═════ Data in this exercise

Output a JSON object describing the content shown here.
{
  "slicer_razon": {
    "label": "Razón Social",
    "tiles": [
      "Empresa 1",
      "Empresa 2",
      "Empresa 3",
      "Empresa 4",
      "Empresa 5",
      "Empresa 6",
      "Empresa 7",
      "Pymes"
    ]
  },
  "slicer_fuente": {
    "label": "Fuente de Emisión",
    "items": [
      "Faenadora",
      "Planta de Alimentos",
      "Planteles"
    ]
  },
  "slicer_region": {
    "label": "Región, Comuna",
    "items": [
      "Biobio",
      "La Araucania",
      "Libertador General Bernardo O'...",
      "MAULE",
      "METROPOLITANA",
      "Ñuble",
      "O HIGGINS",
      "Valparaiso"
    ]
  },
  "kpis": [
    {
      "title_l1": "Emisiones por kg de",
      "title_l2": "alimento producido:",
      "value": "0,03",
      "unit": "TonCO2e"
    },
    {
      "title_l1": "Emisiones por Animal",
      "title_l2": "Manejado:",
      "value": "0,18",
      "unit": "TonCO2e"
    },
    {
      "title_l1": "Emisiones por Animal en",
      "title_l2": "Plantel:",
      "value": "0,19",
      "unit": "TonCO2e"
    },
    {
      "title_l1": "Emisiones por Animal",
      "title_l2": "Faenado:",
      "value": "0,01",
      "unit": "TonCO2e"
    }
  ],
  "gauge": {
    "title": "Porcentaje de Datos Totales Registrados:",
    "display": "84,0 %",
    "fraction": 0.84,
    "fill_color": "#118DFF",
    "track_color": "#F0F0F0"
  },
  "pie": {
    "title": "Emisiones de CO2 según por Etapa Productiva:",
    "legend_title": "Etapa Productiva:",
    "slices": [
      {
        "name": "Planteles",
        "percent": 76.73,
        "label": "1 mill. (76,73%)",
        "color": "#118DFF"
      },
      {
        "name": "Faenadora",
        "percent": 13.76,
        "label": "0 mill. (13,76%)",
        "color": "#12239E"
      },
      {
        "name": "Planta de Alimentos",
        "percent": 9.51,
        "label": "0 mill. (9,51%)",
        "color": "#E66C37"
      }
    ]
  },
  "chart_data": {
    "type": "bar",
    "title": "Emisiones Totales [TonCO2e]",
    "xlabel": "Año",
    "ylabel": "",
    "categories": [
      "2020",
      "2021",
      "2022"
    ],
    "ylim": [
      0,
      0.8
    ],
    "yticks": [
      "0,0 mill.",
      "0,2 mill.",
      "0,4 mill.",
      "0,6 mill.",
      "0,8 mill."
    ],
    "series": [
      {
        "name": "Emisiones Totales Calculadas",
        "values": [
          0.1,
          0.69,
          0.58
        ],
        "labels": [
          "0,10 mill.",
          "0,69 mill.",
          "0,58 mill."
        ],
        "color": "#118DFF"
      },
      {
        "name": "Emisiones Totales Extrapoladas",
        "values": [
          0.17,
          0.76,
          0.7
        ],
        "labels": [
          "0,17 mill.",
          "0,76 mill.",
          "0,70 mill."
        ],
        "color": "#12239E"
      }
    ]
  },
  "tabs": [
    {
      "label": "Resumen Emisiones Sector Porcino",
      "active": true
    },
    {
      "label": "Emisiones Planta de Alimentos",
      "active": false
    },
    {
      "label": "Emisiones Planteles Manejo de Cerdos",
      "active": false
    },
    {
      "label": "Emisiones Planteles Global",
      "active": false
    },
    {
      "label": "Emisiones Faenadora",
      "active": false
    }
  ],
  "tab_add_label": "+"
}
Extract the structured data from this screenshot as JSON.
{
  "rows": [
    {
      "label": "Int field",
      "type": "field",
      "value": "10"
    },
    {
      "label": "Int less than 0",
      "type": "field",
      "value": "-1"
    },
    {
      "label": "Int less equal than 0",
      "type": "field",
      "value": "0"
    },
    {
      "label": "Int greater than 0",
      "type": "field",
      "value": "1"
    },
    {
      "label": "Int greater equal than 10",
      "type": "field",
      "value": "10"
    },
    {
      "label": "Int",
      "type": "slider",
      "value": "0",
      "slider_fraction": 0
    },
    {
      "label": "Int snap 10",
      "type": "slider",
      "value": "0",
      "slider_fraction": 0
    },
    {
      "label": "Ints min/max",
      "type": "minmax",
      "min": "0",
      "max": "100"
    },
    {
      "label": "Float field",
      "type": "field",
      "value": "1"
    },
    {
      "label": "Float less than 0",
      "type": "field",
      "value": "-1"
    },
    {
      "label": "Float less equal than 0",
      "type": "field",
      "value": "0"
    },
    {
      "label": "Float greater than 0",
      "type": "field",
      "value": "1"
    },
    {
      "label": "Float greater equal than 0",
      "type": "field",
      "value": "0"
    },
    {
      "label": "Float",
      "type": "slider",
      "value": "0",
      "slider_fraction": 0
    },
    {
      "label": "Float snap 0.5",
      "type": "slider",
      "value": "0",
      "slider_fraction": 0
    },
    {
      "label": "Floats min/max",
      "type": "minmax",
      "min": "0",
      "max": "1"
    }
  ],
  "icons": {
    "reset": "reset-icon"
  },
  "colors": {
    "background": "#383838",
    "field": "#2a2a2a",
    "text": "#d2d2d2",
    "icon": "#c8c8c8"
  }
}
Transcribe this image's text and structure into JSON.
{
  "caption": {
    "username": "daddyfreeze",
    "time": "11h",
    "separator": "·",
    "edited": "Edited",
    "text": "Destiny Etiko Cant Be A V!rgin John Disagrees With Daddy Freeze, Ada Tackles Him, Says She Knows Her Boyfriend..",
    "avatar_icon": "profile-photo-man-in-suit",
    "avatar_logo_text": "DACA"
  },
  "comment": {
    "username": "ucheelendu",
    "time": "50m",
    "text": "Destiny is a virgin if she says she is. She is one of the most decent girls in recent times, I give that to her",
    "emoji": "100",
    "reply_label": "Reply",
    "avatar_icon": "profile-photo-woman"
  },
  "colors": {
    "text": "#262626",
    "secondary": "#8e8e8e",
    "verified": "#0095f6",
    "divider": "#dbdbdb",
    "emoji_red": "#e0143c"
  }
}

══════════

**What you have to do:** Each line above must be reproduced exactly as it stands.

**Written response:**
Output a JSON object describing the content shown here.
{
  "slicer_razon": {
    "label": "Razón Social",
    "tiles": [
      "Empresa 1",
      "Empresa 2",
      "Empresa 3",
      "Empresa 4",
      "Empresa 5",
      "Empresa 6",
      "Empresa 7",
      "Pymes"
    ]
  },
  "slicer_fuente": {
    "label": "Fuente de Emisión",
    "items": [
      "Faenadora",
      "Planta de Alimentos",
      "Planteles"
    ]
  },
  "slicer_region": {
    "label": "Región, Comuna",
    "items": [
      "Biobio",
      "La Araucania",
      "Libertador General Bernardo O'...",
      "MAULE",
      "METROPOLITANA",
      "Ñuble",
      "O HIGGINS",
      "Valparaiso"
    ]
  },
  "kpis": [
    {
      "title_l1": "Emisiones por kg de",
      "title_l2": "alimento producido:",
      "value": "0,03",
      "unit": "TonCO2e"
    },
    {
      "title_l1": "Emisiones por Animal",
      "title_l2": "Manejado:",
      "value": "0,18",
      "unit": "TonCO2e"
    },
    {
      "title_l1": "Emisiones por Animal en",
      "title_l2": "Plantel:",
      "value": "0,19",
      "unit": "TonCO2e"
    },
    {
      "title_l1": "Emisiones por Animal",
      "title_l2": "Faenado:",
      "value": "0,01",
      "unit": "TonCO2e"
    }
  ],
  "gauge": {
    "title": "Porcentaje de Datos Totales Registrados:",
    "display": "84,0 %",
    "fraction": 0.84,
    "fill_color": "#118DFF",
    "track_color": "#F0F0F0"
  },
  "pie": {
    "title": "Emisiones de CO2 según por Etapa Productiva:",
    "legend_title": "Etapa Productiva:",
    "slices": [
      {
        "name": "Planteles",
        "percent": 76.73,
        "label": "1 mill. (76,73%)",
        "color": "#118DFF"
      },
      {
        "name": "Faenadora",
        "percent": 13.76,
        "label": "0 mill. (13,76%)",
        "color": "#12239E"
      },
      {
        "name": "Planta de Alimentos",
        "percent": 9.51,
        "label": "0 mill. (9,51%)",
        "color": "#E66C37"
      }
    ]
  },
  "chart_data": {
    "type": "bar",
    "title": "Emisiones Totales [TonCO2e]",
    "xlabel": "Año",
    "ylabel": "",
    "categories": [
      "2020",
      "2021",
      "2022"
    ],
    "ylim": [
      0,
      0.8
    ],
    "yticks": [
      "0,0 mill.",
      "0,2 mill.",
      "0,4 mill.",
      "0,6 mill.",
      "0,8 mill."
    ],
    "series": [
      {
        "name": "Emisiones Totales Calculadas",
        "values": [
          0.1,
          0.69,
          0.58
        ],
        "labels": [
          "0,10 mill.",
          "0,69 mill.",
          "0,58 mill."
        ],
        "color": "#118DFF"
      },
      {
        "name": "Emisiones Totales Extrapoladas",
        "values": [
          0.17,
          0.76,
          0.7
        ],
        "labels": [
          "0,17 mill.",
          "0,76 mill.",
          "0,70 mill."
        ],
        "color": "#12239E"
      }
    ]
  },
  "tabs": [
    {
      "label": "Resumen Emisiones Sector Porcino",
      "active": true
    },
    {
      "label": "Emisiones Planta de Alimentos",
      "active": false
    },
    {
      "label": "Emisiones Planteles Manejo de Cerdos",
      "active": false
    },
    {
      "label": "Emisiones Planteles Global",
      "active": false
    },
    {
      "label": "Emisiones Faenadora",
      "active": false
    }
  ],
  "tab_add_label": "+"
}
Extract the structured data from this screenshot as JSON.
{
  "rows": [
    {
      "label": "Int field",
      "type": "field",
      "value": "10"
    },
    {
      "label": "Int less than 0",
      "type": "field",
      "value": "-1"
    },
    {
      "label": "Int less equal than 0",
      "type": "field",
      "value": "0"
    },
    {
      "label": "Int greater than 0",
      "type": "field",
      "value": "1"
    },
    {
      "label": "Int greater equal than 10",
      "type": "field",
      "value": "10"
    },
    {
      "label": "Int",
      "type": "slider",
      "value": "0",
      "slider_fraction": 0
    },
    {
      "label": "Int snap 10",
      "type": "slider",
      "value": "0",
      "slider_fraction": 0
    },
    {
      "label": "Ints min/max",
      "type": "minmax",
      "min": "0",
      "max": "100"
    },
    {
      "label": "Float field",
      "type": "field",
      "value": "1"
    },
    {
      "label": "Float less than 0",
      "type": "field",
      "value": "-1"
    },
    {
      "label": "Float less equal than 0",
      "type": "field",
      "value": "0"
    },
    {
      "label": "Float greater than 0",
      "type": "field",
      "value": "1"
    },
    {
      "label": "Float greater equal than 0",
      "type": "field",
      "value": "0"
    },
    {
      "label": "Float",
      "type": "slider",
      "value": "0",
      "slider_fraction": 0
    },
    {
      "label": "Float snap 0.5",
      "type": "slider",
      "value": "0",
      "slider_fraction": 0
    },
    {
      "label": "Floats min/max",
      "type": "minmax",
      "min": "0",
      "max": "1"
    }
  ],
  "icons": {
    "reset": "reset-icon"
  },
  "colors": {
    "background": "#383838",
    "field": "#2a2a2a",
    "text": "#d2d2d2",
    "icon": "#c8c8c8"
  }
}
Transcribe this image's text and structure into JSON.
{
  "caption": {
    "username": "daddyfreeze",
    "time": "11h",
    "separator": "·",
    "edited": "Edited",
    "text": "Destiny Etiko Cant Be A V!rgin John Disagrees With Daddy Freeze, Ada Tackles Him, Says She Knows Her Boyfriend..",
    "avatar_icon": "profile-photo-man-in-suit",
    "avatar_logo_text": "DACA"
  },
  "comment": {
    "username": "ucheelendu",
    "time": "50m",
    "text": "Destiny is a virgin if she says she is. She is one of the most decent girls in recent times, I give that to her",
    "emoji": "100",
    "reply_label": "Reply",
    "avatar_icon": "profile-photo-woman"
  },
  "colors": {
    "text": "#262626",
    "secondary": "#8e8e8e",
    "verified": "#0095f6",
    "divider": "#dbdbdb",
    "emoji_red": "#e0143c"
  }
}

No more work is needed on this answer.